Task objective:
Please lay out the lines starting at the one that contains "divider: [8, 59, 144, 60]" and ending at the one that contains "name-section-label: Name: [10, 266, 25, 272]" as a numbered list, with any blank lines left out.

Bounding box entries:

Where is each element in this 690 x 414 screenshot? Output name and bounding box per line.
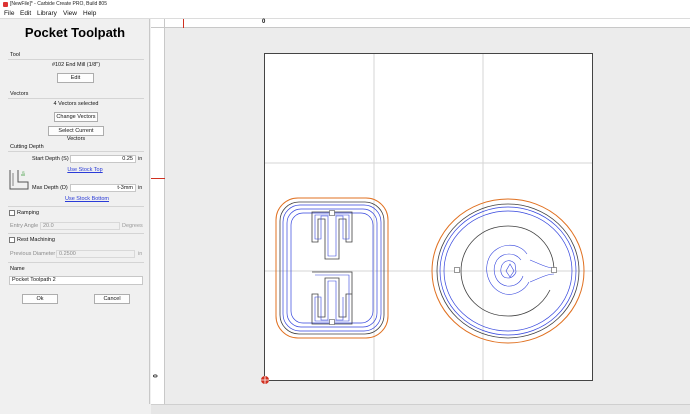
divider: [8, 59, 144, 60]
edit-tool-button[interactable]: Edit: [57, 73, 94, 83]
use-stock-bottom-link[interactable]: Use Stock Bottom: [60, 196, 114, 202]
menu-bar: File Edit Library View Help: [0, 9, 690, 19]
menu-view[interactable]: View: [63, 10, 77, 17]
ruler-zero-label-vertical: 0: [153, 374, 160, 378]
max-depth-label: Max Depth (D): [32, 185, 68, 191]
menu-file[interactable]: File: [4, 10, 14, 17]
vectors-section-label: Vectors: [10, 91, 29, 97]
depth-diagram-icon: S: [9, 170, 29, 190]
cancel-button[interactable]: Cancel: [94, 294, 130, 304]
divider: [8, 98, 144, 99]
start-depth-label: Start Depth (S): [32, 156, 69, 162]
ok-button[interactable]: Ok: [22, 294, 58, 304]
cursor-marker-horizontal: [183, 19, 184, 28]
horizontal-ruler: 0: [165, 19, 690, 28]
vectors-status: 4 Vectors selected: [53, 101, 99, 107]
previous-diameter-label: Previous Diameter: [10, 251, 56, 257]
divider: [8, 262, 144, 263]
ramping-label: Ramping: [17, 210, 40, 216]
rest-machining-checkbox[interactable]: [9, 237, 15, 243]
menu-library[interactable]: Library: [37, 10, 57, 17]
start-depth-unit: in: [138, 156, 143, 162]
divider: [8, 151, 144, 152]
previous-diameter-input[interactable]: 0.2500: [56, 250, 135, 258]
tool-section-label: Tool: [10, 52, 21, 58]
vertical-ruler: 0: [151, 28, 165, 404]
toolpath-name-input[interactable]: Pocket Toolpath 2: [9, 276, 143, 285]
tool-name: #102 End Mill (1/8"): [51, 62, 101, 68]
design-canvas[interactable]: [165, 28, 690, 404]
entry-angle-unit: Degrees: [122, 223, 143, 229]
ruler-zero-label: 0: [262, 19, 266, 25]
select-current-vectors-button[interactable]: Select Current Vectors: [48, 126, 104, 142]
cursor-marker-vertical: [151, 178, 165, 179]
rest-machining-label: Rest Machining: [17, 237, 55, 243]
name-section-label: Name: [10, 266, 25, 272]
panel-title: Pocket Toolpath: [24, 25, 126, 40]
start-depth-input[interactable]: 0.25: [70, 155, 136, 163]
menu-edit[interactable]: Edit: [20, 10, 31, 17]
menu-help[interactable]: Help: [83, 10, 96, 17]
window-title: [NewFile]* - Carbide Create PRO, Build 8…: [10, 1, 107, 7]
stock-area: [264, 53, 593, 381]
use-stock-top-link[interactable]: Use Stock Top: [60, 167, 110, 173]
divider: [8, 233, 144, 234]
ramping-checkbox[interactable]: [9, 210, 15, 216]
pocket-toolpath-panel: Pocket Toolpath Tool #102 End Mill (1/8"…: [0, 19, 150, 404]
max-depth-input[interactable]: t-3mm: [70, 184, 136, 192]
ruler-corner: [151, 19, 165, 28]
origin-marker-icon: [261, 376, 269, 384]
divider: [8, 206, 144, 207]
entry-angle-input[interactable]: 20.0: [40, 222, 120, 230]
max-depth-unit: in: [138, 185, 143, 191]
change-vectors-button[interactable]: Change Vectors: [54, 112, 98, 122]
cutting-depth-section-label: Cutting Depth: [10, 144, 44, 150]
svg-text:S: S: [22, 170, 25, 175]
title-bar: [NewFile]* - Carbide Create PRO, Build 8…: [0, 0, 690, 9]
app-icon: [3, 2, 8, 7]
entry-angle-label: Entry Angle: [10, 223, 39, 229]
horizontal-scrollbar[interactable]: [151, 404, 690, 414]
previous-diameter-unit: in: [138, 251, 143, 257]
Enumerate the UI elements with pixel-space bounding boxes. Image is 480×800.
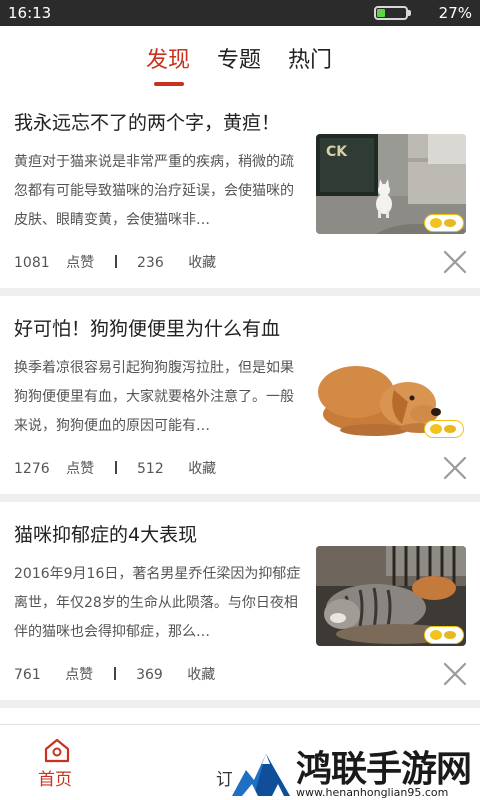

Task answer:
1. divider: [8, 59, 144, 60]
2. edit-tool-button[interactable]: Edit: [57, 73, 94, 83]
3. use-stock-bottom-link[interactable]: Use Stock Bottom: [60, 196, 114, 202]
4. menu-bar: File Edit Library View Help: [0, 9, 690, 19]
5. menu-view[interactable]: View: [63, 10, 77, 17]
6. ruler-zero-label-vertical: 0: [153, 374, 160, 378]
7. max-depth-label: Max Depth (D): [32, 185, 68, 191]
8. menu-file[interactable]: File: [4, 10, 14, 17]
9. vectors-section-label: Vectors: [10, 91, 29, 97]
10. depth-diagram-icon: S: [9, 170, 29, 190]
11. cancel-button[interactable]: Cancel: [94, 294, 130, 304]
12. divider: [8, 98, 144, 99]
13. start-depth-label: Start Depth (S): [32, 156, 69, 162]
14. ok-button[interactable]: Ok: [22, 294, 58, 304]
15. cursor-marker-horizontal: [183, 19, 184, 28]
16. horizontal-ruler: 0: [165, 19, 690, 28]
17. vectors-status: 4 Vectors selected: [53, 101, 99, 107]
18. previous-diameter-label: Previous Diameter: [10, 251, 56, 257]
19. divider: [8, 262, 144, 263]
20. ramping-label: Ramping: [17, 210, 40, 216]
21. rest-machining-checkbox[interactable]: [9, 237, 15, 243]
22. menu-library[interactable]: Library: [37, 10, 57, 17]
23. start-depth-unit: in: [138, 156, 143, 162]
24. divider: [8, 151, 144, 152]
25. previous-diameter-input[interactable]: 0.2500: [56, 250, 135, 258]
26. tool-section-label: Tool: [10, 52, 21, 58]
27. vertical-ruler: 0: [151, 28, 165, 404]
28. toolpath-name-input[interactable]: Pocket Toolpath 2: [9, 276, 143, 285]
29. tool-name: #102 End Mill (1/8"): [51, 62, 101, 68]
30. design-canvas[interactable]: [165, 28, 690, 404]
31. entry-angle-unit: Degrees: [122, 223, 143, 229]
32. ruler-zero-label: 0: [262, 19, 266, 25]
33. select-current-vectors-button[interactable]: Select Current Vectors: [48, 126, 104, 142]
34. cursor-marker-vertical: [151, 178, 165, 179]
35. rest-machining-label: Rest Machining: [17, 237, 55, 243]
36. name-section-label: Name: [10, 266, 25, 272]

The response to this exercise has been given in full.